> **Problem statement**:
All the data should come back exactly as it was given.

______________________________

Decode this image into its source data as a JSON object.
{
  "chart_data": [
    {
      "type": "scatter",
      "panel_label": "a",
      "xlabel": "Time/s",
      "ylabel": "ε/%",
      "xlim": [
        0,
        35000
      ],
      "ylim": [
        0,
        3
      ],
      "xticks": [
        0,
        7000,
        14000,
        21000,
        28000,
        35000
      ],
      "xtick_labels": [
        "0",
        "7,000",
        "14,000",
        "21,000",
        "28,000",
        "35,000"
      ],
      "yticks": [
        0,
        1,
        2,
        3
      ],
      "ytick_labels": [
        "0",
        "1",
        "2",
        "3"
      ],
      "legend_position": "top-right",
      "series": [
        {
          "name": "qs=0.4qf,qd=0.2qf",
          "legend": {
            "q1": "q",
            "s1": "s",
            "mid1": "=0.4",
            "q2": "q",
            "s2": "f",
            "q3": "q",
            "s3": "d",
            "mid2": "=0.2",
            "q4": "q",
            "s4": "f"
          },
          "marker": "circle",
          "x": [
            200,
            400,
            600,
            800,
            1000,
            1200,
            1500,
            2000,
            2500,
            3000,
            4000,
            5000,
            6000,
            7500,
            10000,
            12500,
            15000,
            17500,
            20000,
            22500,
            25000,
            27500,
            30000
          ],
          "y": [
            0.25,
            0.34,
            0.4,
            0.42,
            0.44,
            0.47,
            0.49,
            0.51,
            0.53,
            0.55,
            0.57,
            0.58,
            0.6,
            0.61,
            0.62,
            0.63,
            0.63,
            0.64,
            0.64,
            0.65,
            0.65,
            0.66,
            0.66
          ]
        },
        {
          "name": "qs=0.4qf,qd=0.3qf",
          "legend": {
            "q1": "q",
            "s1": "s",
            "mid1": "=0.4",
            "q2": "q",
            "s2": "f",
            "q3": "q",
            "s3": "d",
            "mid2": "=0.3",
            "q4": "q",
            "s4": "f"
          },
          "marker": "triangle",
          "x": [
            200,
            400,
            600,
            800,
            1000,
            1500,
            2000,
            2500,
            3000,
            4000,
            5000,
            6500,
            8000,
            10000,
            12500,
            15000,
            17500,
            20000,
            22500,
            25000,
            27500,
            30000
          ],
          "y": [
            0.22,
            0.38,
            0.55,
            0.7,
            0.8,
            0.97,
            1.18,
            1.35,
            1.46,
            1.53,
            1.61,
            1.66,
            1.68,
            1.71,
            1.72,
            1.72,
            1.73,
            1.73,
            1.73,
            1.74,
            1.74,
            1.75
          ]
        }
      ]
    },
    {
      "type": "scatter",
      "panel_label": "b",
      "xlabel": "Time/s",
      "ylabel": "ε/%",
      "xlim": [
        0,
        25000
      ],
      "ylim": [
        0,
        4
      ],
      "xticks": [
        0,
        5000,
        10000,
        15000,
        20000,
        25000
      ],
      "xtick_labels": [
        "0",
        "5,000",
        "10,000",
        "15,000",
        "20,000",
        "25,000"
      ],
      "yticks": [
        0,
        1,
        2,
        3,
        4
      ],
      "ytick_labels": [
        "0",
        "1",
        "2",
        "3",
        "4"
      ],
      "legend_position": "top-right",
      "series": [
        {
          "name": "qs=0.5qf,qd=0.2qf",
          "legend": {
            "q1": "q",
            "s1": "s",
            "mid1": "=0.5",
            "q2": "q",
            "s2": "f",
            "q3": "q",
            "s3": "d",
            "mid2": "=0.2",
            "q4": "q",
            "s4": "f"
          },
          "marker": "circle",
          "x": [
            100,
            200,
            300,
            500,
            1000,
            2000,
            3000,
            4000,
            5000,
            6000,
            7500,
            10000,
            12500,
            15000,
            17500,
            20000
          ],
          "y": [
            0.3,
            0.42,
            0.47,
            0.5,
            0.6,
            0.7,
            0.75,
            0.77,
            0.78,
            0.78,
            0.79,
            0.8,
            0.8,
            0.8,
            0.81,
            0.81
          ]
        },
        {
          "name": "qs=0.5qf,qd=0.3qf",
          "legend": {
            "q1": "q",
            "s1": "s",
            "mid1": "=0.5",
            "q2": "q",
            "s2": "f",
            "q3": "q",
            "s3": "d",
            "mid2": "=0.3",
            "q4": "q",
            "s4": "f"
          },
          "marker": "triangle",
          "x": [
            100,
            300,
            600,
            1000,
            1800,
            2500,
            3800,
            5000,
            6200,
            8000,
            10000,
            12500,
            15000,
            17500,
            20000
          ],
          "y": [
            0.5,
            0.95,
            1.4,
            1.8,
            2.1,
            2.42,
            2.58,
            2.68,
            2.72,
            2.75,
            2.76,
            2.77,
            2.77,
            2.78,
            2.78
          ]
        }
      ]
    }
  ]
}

______________________________

> **Worked solution**:
Decode this image into its source data as a JSON object.
{
  "chart_data": [
    {
      "type": "scatter",
      "panel_label": "a",
      "xlabel": "Time/s",
      "ylabel": "ε/%",
      "xlim": [
        0,
        35000
      ],
      "ylim": [
        0,
        3
      ],
      "xticks": [
        0,
        7000,
        14000,
        21000,
        28000,
        35000
      ],
      "xtick_labels": [
        "0",
        "7,000",
        "14,000",
        "21,000",
        "28,000",
        "35,000"
      ],
      "yticks": [
        0,
        1,
        2,
        3
      ],
      "ytick_labels": [
        "0",
        "1",
        "2",
        "3"
      ],
      "legend_position": "top-right",
      "series": [
        {
          "name": "qs=0.4qf,qd=0.2qf",
          "legend": {
            "q1": "q",
            "s1": "s",
            "mid1": "=0.4",
            "q2": "q",
            "s2": "f",
            "q3": "q",
            "s3": "d",
            "mid2": "=0.2",
            "q4": "q",
            "s4": "f"
          },
          "marker": "circle",
          "x": [
            200,
            400,
            600,
            800,
            1000,
            1200,
            1500,
            2000,
            2500,
            3000,
            4000,
            5000,
            6000,
            7500,
            10000,
            12500,
            15000,
            17500,
            20000,
            22500,
            25000,
            27500,
            30000
          ],
          "y": [
            0.25,
            0.34,
            0.4,
            0.42,
            0.44,
            0.47,
            0.49,
            0.51,
            0.53,
            0.55,
            0.57,
            0.58,
            0.6,
            0.61,
            0.62,
            0.63,
            0.63,
            0.64,
            0.64,
            0.65,
            0.65,
            0.66,
            0.66
          ]
        },
        {
          "name": "qs=0.4qf,qd=0.3qf",
          "legend": {
            "q1": "q",
            "s1": "s",
            "mid1": "=0.4",
            "q2": "q",
            "s2": "f",
            "q3": "q",
            "s3": "d",
            "mid2": "=0.3",
            "q4": "q",
            "s4": "f"
          },
          "marker": "triangle",
          "x": [
            200,
            400,
            600,
            800,
            1000,
            1500,
            2000,
            2500,
            3000,
            4000,
            5000,
            6500,
            8000,
            10000,
            12500,
            15000,
            17500,
            20000,
            22500,
            25000,
            27500,
            30000
          ],
          "y": [
            0.22,
            0.38,
            0.55,
            0.7,
            0.8,
            0.97,
            1.18,
            1.35,
            1.46,
            1.53,
            1.61,
            1.66,
            1.68,
            1.71,
            1.72,
            1.72,
            1.73,
            1.73,
            1.73,
            1.74,
            1.74,
            1.75
          ]
        }
      ]
    },
    {
      "type": "scatter",
      "panel_label": "b",
      "xlabel": "Time/s",
      "ylabel": "ε/%",
      "xlim": [
        0,
        25000
      ],
      "ylim": [
        0,
        4
      ],
      "xticks": [
        0,
        5000,
        10000,
        15000,
        20000,
        25000
      ],
      "xtick_labels": [
        "0",
        "5,000",
        "10,000",
        "15,000",
        "20,000",
        "25,000"
      ],
      "yticks": [
        0,
        1,
        2,
        3,
        4
      ],
      "ytick_labels": [
        "0",
        "1",
        "2",
        "3",
        "4"
      ],
      "legend_position": "top-right",
      "series": [
        {
          "name": "qs=0.5qf,qd=0.2qf",
          "legend": {
            "q1": "q",
            "s1": "s",
            "mid1": "=0.5",
            "q2": "q",
            "s2": "f",
            "q3": "q",
            "s3": "d",
            "mid2": "=0.2",
            "q4": "q",
            "s4": "f"
          },
          "marker": "circle",
          "x": [
            100,
            200,
            300,
            500,
            1000,
            2000,
            3000,
            4000,
            5000,
            6000,
            7500,
            10000,
            12500,
            15000,
            17500,
            20000
          ],
          "y": [
            0.3,
            0.42,
            0.47,
            0.5,
            0.6,
            0.7,
            0.75,
            0.77,
            0.78,
            0.78,
            0.79,
            0.8,
            0.8,
            0.8,
            0.81,
            0.81
          ]
        },
        {
          "name": "qs=0.5qf,qd=0.3qf",
          "legend": {
            "q1": "q",
            "s1": "s",
            "mid1": "=0.5",
            "q2": "q",
            "s2": "f",
            "q3": "q",
            "s3": "d",
            "mid2": "=0.3",
            "q4": "q",
            "s4": "f"
          },
          "marker": "triangle",
          "x": [
            100,
            300,
            600,
            1000,
            1800,
            2500,
            3800,
            5000,
            6200,
            8000,
            10000,
            12500,
            15000,
            17500,
            20000
          ],
          "y": [
            0.5,
            0.95,
            1.4,
            1.8,
            2.1,
            2.42,
            2.58,
            2.68,
            2.72,
            2.75,
            2.76,
            2.77,
            2.77,
            2.78,
            2.78
          ]
        }
      ]
    }
  ]
}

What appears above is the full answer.